- _Given problem_
Print all of the data exactly.

Collected data entries
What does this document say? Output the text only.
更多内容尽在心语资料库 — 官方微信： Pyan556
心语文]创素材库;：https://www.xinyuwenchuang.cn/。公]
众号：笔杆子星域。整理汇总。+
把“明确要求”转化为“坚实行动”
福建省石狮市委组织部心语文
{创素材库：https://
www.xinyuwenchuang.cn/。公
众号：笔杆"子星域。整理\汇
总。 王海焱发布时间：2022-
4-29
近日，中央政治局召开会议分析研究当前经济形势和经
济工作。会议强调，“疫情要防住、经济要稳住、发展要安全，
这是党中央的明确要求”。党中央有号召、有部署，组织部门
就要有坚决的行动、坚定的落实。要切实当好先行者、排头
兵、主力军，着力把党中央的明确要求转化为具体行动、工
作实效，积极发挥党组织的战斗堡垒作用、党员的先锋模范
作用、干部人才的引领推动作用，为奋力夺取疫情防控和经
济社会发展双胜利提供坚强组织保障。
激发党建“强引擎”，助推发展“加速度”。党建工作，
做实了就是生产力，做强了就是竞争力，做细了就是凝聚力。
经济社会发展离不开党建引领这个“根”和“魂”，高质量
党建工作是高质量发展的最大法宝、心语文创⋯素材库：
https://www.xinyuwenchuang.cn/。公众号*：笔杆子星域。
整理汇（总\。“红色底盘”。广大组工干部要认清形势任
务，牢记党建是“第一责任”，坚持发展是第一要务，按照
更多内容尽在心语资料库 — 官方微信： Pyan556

- _Task response_
What does this document say? Output the text only.
更多内容尽在心语资料库 — 官方微信： Pyan556
心语文]创素材库;：https://www.xinyuwenchuang.cn/。公]
众号：笔杆子星域。整理汇总。+
把“明确要求”转化为“坚实行动”
福建省石狮市委组织部心语文
{创素材库：https://
www.xinyuwenchuang.cn/。公
众号：笔杆"子星域。整理\汇
总。 王海焱发布时间：2022-
4-29
近日，中央政治局召开会议分析研究当前经济形势和经
济工作。会议强调，“疫情要防住、经济要稳住、发展要安全，
这是党中央的明确要求”。党中央有号召、有部署，组织部门
就要有坚决的行动、坚定的落实。要切实当好先行者、排头
兵、主力军，着力把党中央的明确要求转化为具体行动、工
作实效，积极发挥党组织的战斗堡垒作用、党员的先锋模范
作用、干部人才的引领推动作用，为奋力夺取疫情防控和经
济社会发展双胜利提供坚强组织保障。
激发党建“强引擎”，助推发展“加速度”。党建工作，
做实了就是生产力，做强了就是竞争力，做细了就是凝聚力。
经济社会发展离不开党建引领这个“根”和“魂”，高质量
党建工作是高质量发展的最大法宝、心语文创⋯素材库：
https://www.xinyuwenchuang.cn/。公众号*：笔杆子星域。
整理汇（总\。“红色底盘”。广大组工干部要认清形势任
务，牢记党建是“第一责任”，坚持发展是第一要务，按照
更多内容尽在心语资料库 — 官方微信： Pyan556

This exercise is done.